#### The data:
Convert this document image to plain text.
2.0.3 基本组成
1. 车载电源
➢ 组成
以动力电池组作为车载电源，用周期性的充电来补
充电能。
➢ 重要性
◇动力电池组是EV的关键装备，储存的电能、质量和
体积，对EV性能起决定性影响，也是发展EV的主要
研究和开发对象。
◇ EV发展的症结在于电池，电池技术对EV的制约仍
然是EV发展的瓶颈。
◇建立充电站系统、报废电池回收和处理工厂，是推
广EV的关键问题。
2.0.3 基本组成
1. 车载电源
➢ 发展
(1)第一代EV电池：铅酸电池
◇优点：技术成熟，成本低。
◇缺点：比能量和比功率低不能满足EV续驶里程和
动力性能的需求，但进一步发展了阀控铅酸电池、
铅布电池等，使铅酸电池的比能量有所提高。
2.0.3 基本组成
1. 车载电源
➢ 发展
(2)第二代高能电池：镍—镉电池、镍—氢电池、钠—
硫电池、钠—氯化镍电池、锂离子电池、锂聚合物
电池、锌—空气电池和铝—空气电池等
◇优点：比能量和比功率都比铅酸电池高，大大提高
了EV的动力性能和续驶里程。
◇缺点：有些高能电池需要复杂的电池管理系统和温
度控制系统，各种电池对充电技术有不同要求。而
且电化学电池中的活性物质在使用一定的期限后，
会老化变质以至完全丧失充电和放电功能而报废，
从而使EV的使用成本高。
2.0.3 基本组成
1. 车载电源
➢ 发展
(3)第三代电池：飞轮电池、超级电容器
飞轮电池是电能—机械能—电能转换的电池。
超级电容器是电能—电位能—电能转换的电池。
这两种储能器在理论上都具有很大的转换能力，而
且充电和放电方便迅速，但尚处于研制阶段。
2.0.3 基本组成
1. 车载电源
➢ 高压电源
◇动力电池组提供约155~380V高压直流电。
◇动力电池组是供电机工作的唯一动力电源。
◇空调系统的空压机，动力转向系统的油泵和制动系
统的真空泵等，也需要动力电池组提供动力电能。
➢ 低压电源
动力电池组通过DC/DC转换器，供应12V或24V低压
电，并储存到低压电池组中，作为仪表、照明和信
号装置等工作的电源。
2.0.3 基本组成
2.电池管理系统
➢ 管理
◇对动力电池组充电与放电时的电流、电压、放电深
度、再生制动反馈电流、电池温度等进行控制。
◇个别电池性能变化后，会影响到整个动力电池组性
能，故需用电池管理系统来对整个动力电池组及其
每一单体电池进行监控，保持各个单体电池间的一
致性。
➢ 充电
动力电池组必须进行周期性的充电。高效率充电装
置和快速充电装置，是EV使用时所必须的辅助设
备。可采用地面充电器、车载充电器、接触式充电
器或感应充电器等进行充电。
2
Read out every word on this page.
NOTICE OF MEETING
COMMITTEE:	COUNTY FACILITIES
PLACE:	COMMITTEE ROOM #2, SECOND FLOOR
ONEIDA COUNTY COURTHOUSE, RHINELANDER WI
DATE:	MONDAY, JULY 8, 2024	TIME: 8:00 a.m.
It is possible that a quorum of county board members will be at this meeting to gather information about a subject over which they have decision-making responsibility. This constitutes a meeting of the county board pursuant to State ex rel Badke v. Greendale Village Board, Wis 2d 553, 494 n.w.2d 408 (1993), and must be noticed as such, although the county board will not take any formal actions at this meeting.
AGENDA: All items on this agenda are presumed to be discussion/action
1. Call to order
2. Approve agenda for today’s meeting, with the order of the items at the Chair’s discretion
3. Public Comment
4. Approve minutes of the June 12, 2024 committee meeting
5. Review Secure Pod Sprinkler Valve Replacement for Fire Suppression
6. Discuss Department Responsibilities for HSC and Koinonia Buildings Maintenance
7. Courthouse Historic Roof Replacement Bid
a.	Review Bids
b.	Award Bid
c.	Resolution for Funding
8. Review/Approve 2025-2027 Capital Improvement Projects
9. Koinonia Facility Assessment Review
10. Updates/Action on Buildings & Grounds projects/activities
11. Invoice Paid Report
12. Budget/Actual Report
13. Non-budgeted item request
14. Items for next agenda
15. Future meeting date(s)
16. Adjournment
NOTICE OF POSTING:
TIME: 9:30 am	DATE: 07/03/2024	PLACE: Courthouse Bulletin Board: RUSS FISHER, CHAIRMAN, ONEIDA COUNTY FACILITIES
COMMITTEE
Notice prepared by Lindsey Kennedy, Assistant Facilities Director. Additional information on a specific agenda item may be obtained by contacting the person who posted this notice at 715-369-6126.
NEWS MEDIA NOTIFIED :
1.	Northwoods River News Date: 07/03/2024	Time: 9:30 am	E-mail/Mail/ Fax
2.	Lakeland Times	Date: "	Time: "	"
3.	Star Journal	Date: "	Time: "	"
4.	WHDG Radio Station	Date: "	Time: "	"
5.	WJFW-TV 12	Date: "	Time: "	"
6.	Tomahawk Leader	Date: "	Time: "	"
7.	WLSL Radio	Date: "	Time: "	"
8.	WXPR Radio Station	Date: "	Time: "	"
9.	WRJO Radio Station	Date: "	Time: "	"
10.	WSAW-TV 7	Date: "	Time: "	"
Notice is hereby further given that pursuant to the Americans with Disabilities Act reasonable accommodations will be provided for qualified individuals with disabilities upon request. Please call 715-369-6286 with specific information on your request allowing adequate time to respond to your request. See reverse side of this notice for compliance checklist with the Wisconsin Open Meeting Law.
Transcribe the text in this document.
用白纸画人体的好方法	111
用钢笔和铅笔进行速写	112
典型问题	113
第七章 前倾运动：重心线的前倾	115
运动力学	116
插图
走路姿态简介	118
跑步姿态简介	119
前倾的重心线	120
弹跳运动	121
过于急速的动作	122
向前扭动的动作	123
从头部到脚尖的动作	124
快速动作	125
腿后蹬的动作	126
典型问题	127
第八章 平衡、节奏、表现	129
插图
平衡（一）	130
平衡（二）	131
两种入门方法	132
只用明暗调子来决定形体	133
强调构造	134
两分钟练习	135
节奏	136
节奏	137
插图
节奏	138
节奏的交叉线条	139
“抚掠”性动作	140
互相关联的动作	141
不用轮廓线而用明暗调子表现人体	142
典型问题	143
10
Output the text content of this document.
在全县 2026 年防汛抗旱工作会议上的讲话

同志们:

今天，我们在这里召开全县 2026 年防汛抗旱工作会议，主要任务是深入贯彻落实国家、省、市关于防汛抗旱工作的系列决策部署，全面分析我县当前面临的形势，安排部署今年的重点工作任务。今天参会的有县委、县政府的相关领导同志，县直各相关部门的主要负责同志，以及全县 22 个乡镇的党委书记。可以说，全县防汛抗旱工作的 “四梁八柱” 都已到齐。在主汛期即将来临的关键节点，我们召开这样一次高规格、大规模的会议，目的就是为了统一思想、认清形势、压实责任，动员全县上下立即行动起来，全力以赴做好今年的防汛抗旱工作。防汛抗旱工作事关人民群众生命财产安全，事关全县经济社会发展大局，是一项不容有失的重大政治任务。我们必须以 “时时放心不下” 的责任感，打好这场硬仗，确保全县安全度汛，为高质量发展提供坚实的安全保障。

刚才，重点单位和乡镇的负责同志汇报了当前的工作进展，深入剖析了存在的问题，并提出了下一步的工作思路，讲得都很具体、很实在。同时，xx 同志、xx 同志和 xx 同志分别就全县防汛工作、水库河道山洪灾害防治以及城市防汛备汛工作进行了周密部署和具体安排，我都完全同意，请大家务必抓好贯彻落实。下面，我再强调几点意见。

#### What is asked:
Repeat the material from above exactly, word for word.

#### Result below:
Convert this document image to plain text.
2.0.3 基本组成
1. 车载电源
➢ 组成
以动力电池组作为车载电源，用周期性的充电来补
充电能。
➢ 重要性
◇动力电池组是EV的关键装备，储存的电能、质量和
体积，对EV性能起决定性影响，也是发展EV的主要
研究和开发对象。
◇ EV发展的症结在于电池，电池技术对EV的制约仍
然是EV发展的瓶颈。
◇建立充电站系统、报废电池回收和处理工厂，是推
广EV的关键问题。
2.0.3 基本组成
1. 车载电源
➢ 发展
(1)第一代EV电池：铅酸电池
◇优点：技术成熟，成本低。
◇缺点：比能量和比功率低不能满足EV续驶里程和
动力性能的需求，但进一步发展了阀控铅酸电池、
铅布电池等，使铅酸电池的比能量有所提高。
2.0.3 基本组成
1. 车载电源
➢ 发展
(2)第二代高能电池：镍—镉电池、镍—氢电池、钠—
硫电池、钠—氯化镍电池、锂离子电池、锂聚合物
电池、锌—空气电池和铝—空气电池等
◇优点：比能量和比功率都比铅酸电池高，大大提高
了EV的动力性能和续驶里程。
◇缺点：有些高能电池需要复杂的电池管理系统和温
度控制系统，各种电池对充电技术有不同要求。而
且电化学电池中的活性物质在使用一定的期限后，
会老化变质以至完全丧失充电和放电功能而报废，
从而使EV的使用成本高。
2.0.3 基本组成
1. 车载电源
➢ 发展
(3)第三代电池：飞轮电池、超级电容器
飞轮电池是电能—机械能—电能转换的电池。
超级电容器是电能—电位能—电能转换的电池。
这两种储能器在理论上都具有很大的转换能力，而
且充电和放电方便迅速，但尚处于研制阶段。
2.0.3 基本组成
1. 车载电源
➢ 高压电源
◇动力电池组提供约155~380V高压直流电。
◇动力电池组是供电机工作的唯一动力电源。
◇空调系统的空压机，动力转向系统的油泵和制动系
统的真空泵等，也需要动力电池组提供动力电能。
➢ 低压电源
动力电池组通过DC/DC转换器，供应12V或24V低压
电，并储存到低压电池组中，作为仪表、照明和信
号装置等工作的电源。
2.0.3 基本组成
2.电池管理系统
➢ 管理
◇对动力电池组充电与放电时的电流、电压、放电深
度、再生制动反馈电流、电池温度等进行控制。
◇个别电池性能变化后，会影响到整个动力电池组性
能，故需用电池管理系统来对整个动力电池组及其
每一单体电池进行监控，保持各个单体电池间的一
致性。
➢ 充电
动力电池组必须进行周期性的充电。高效率充电装
置和快速充电装置，是EV使用时所必须的辅助设
备。可采用地面充电器、车载充电器、接触式充电
器或感应充电器等进行充电。
2
Read out every word on this page.
NOTICE OF MEETING
COMMITTEE:	COUNTY FACILITIES
PLACE:	COMMITTEE ROOM #2, SECOND FLOOR
ONEIDA COUNTY COURTHOUSE, RHINELANDER WI
DATE:	MONDAY, JULY 8, 2024	TIME: 8:00 a.m.
It is possible that a quorum of county board members will be at this meeting to gather information about a subject over which they have decision-making responsibility. This constitutes a meeting of the county board pursuant to State ex rel Badke v. Greendale Village Board, Wis 2d 553, 494 n.w.2d 408 (1993), and must be noticed as such, although the county board will not take any formal actions at this meeting.
AGENDA: All items on this agenda are presumed to be discussion/action
1. Call to order
2. Approve agenda for today’s meeting, with the order of the items at the Chair’s discretion
3. Public Comment
4. Approve minutes of the June 12, 2024 committee meeting
5. Review Secure Pod Sprinkler Valve Replacement for Fire Suppression
6. Discuss Department Responsibilities for HSC and Koinonia Buildings Maintenance
7. Courthouse Historic Roof Replacement Bid
a.	Review Bids
b.	Award Bid
c.	Resolution for Funding
8. Review/Approve 2025-2027 Capital Improvement Projects
9. Koinonia Facility Assessment Review
10. Updates/Action on Buildings & Grounds projects/activities
11. Invoice Paid Report
12. Budget/Actual Report
13. Non-budgeted item request
14. Items for next agenda
15. Future meeting date(s)
16. Adjournment
NOTICE OF POSTING:
TIME: 9:30 am	DATE: 07/03/2024	PLACE: Courthouse Bulletin Board: RUSS FISHER, CHAIRMAN, ONEIDA COUNTY FACILITIES
COMMITTEE
Notice prepared by Lindsey Kennedy, Assistant Facilities Director. Additional information on a specific agenda item may be obtained by contacting the person who posted this notice at 715-369-6126.
NEWS MEDIA NOTIFIED :
1.	Northwoods River News Date: 07/03/2024	Time: 9:30 am	E-mail/Mail/ Fax
2.	Lakeland Times	Date: "	Time: "	"
3.	Star Journal	Date: "	Time: "	"
4.	WHDG Radio Station	Date: "	Time: "	"
5.	WJFW-TV 12	Date: "	Time: "	"
6.	Tomahawk Leader	Date: "	Time: "	"
7.	WLSL Radio	Date: "	Time: "	"
8.	WXPR Radio Station	Date: "	Time: "	"
9.	WRJO Radio Station	Date: "	Time: "	"
10.	WSAW-TV 7	Date: "	Time: "	"
Notice is hereby further given that pursuant to the Americans with Disabilities Act reasonable accommodations will be provided for qualified individuals with disabilities upon request. Please call 715-369-6286 with specific information on your request allowing adequate time to respond to your request. See reverse side of this notice for compliance checklist with the Wisconsin Open Meeting Law.
Transcribe the text in this document.
用白纸画人体的好方法	111
用钢笔和铅笔进行速写	112
典型问题	113
第七章 前倾运动：重心线的前倾	115
运动力学	116
插图
走路姿态简介	118
跑步姿态简介	119
前倾的重心线	120
弹跳运动	121
过于急速的动作	122
向前扭动的动作	123
从头部到脚尖的动作	124
快速动作	125
腿后蹬的动作	126
典型问题	127
第八章 平衡、节奏、表现	129
插图
平衡（一）	130
平衡（二）	131
两种入门方法	132
只用明暗调子来决定形体	133
强调构造	134
两分钟练习	135
节奏	136
节奏	137
插图
节奏	138
节奏的交叉线条	139
“抚掠”性动作	140
互相关联的动作	141
不用轮廓线而用明暗调子表现人体	142
典型问题	143
10
Output the text content of this document.
在全县 2026 年防汛抗旱工作会议上的讲话

同志们:

今天，我们在这里召开全县 2026 年防汛抗旱工作会议，主要任务是深入贯彻落实国家、省、市关于防汛抗旱工作的系列决策部署，全面分析我县当前面临的形势，安排部署今年的重点工作任务。今天参会的有县委、县政府的相关领导同志，县直各相关部门的主要负责同志，以及全县 22 个乡镇的党委书记。可以说，全县防汛抗旱工作的 “四梁八柱” 都已到齐。在主汛期即将来临的关键节点，我们召开这样一次高规格、大规模的会议，目的就是为了统一思想、认清形势、压实责任，动员全县上下立即行动起来，全力以赴做好今年的防汛抗旱工作。防汛抗旱工作事关人民群众生命财产安全，事关全县经济社会发展大局，是一项不容有失的重大政治任务。我们必须以 “时时放心不下” 的责任感，打好这场硬仗，确保全县安全度汛，为高质量发展提供坚实的安全保障。

刚才，重点单位和乡镇的负责同志汇报了当前的工作进展，深入剖析了存在的问题，并提出了下一步的工作思路，讲得都很具体、很实在。同时，xx 同志、xx 同志和 xx 同志分别就全县防汛工作、水库河道山洪灾害防治以及城市防汛备汛工作进行了周密部署和具体安排，我都完全同意，请大家务必抓好贯彻落实。下面，我再强调几点意见。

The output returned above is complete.